Your task> Return the material exactly as supplied, apart from the pictures, which are omitted.
-------- Material shown --------
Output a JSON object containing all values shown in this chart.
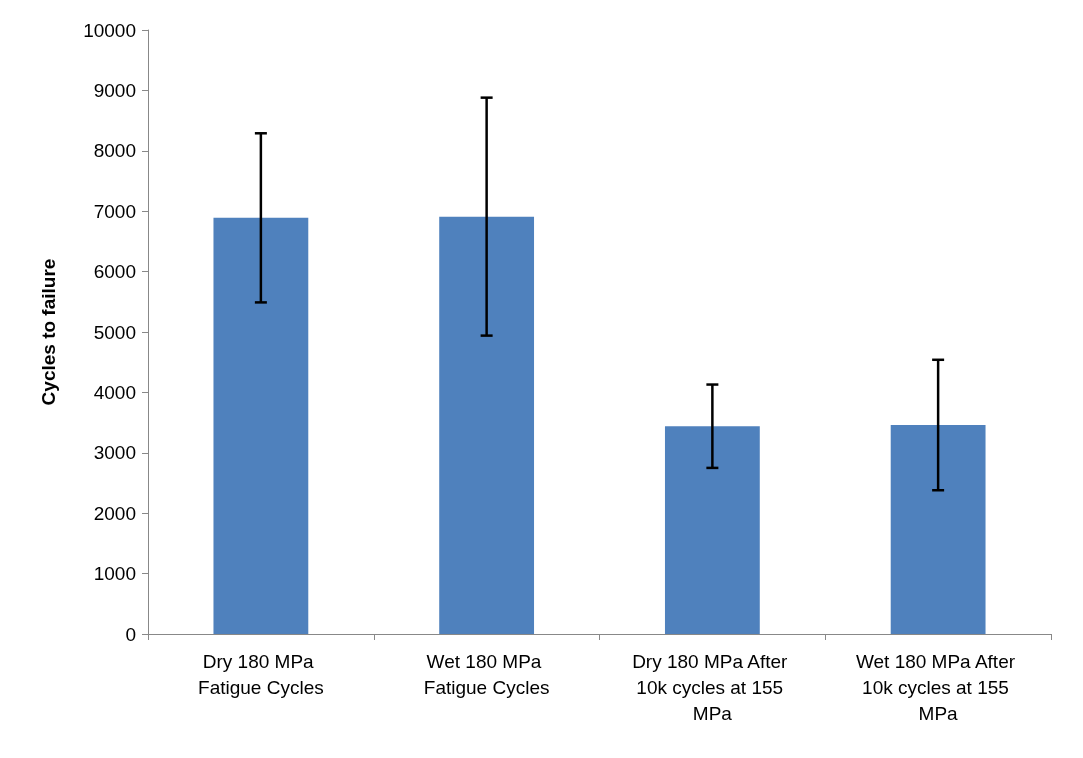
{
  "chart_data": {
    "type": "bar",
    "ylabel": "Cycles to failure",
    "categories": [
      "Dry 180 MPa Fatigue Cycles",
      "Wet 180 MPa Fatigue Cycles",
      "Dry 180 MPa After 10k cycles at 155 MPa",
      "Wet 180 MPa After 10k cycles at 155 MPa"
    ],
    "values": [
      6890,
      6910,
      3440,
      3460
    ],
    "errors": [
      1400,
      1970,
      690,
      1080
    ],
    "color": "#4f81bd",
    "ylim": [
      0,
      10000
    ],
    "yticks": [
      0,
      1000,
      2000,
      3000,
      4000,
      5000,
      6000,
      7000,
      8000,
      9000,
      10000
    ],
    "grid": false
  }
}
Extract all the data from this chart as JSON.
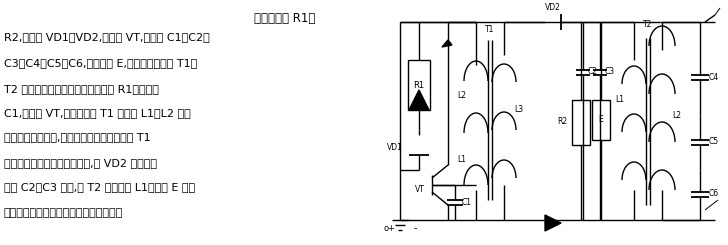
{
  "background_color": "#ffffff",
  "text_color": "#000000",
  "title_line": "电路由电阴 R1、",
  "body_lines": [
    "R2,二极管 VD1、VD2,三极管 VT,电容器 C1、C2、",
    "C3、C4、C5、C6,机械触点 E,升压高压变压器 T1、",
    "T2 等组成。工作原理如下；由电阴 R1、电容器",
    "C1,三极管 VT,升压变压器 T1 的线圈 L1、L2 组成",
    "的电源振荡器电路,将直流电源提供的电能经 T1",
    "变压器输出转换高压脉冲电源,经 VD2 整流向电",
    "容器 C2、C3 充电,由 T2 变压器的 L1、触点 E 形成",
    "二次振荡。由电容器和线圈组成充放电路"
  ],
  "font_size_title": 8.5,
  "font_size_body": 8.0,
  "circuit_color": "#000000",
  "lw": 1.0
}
--------
Result of this task>
Output a JSON object containing all values shown in this chart.
{
  "chart_data": {
    "type": "bar",
    "ylabel": "Cycles to failure",
    "categories": [
      "Dry 180 MPa Fatigue Cycles",
      "Wet 180 MPa Fatigue Cycles",
      "Dry 180 MPa After 10k cycles at 155 MPa",
      "Wet 180 MPa After 10k cycles at 155 MPa"
    ],
    "values": [
      6890,
      6910,
      3440,
      3460
    ],
    "errors": [
      1400,
      1970,
      690,
      1080
    ],
    "color": "#4f81bd",
    "ylim": [
      0,
      10000
    ],
    "yticks": [
      0,
      1000,
      2000,
      3000,
      4000,
      5000,
      6000,
      7000,
      8000,
      9000,
      10000
    ],
    "grid": false
  }
}
Extract all the data from this chart as JSON.
{
  "background_color": "#ffffff",
  "text_color": "#000000",
  "title_line": "电路由电阴 R1、",
  "body_lines": [
    "R2,二极管 VD1、VD2,三极管 VT,电容器 C1、C2、",
    "C3、C4、C5、C6,机械触点 E,升压高压变压器 T1、",
    "T2 等组成。工作原理如下；由电阴 R1、电容器",
    "C1,三极管 VT,升压变压器 T1 的线圈 L1、L2 组成",
    "的电源振荡器电路,将直流电源提供的电能经 T1",
    "变压器输出转换高压脉冲电源,经 VD2 整流向电",
    "容器 C2、C3 充电,由 T2 变压器的 L1、触点 E 形成",
    "二次振荡。由电容器和线圈组成充放电路"
  ],
  "font_size_title": 8.5,
  "font_size_body": 8.0,
  "circuit_color": "#000000",
  "lw": 1.0
}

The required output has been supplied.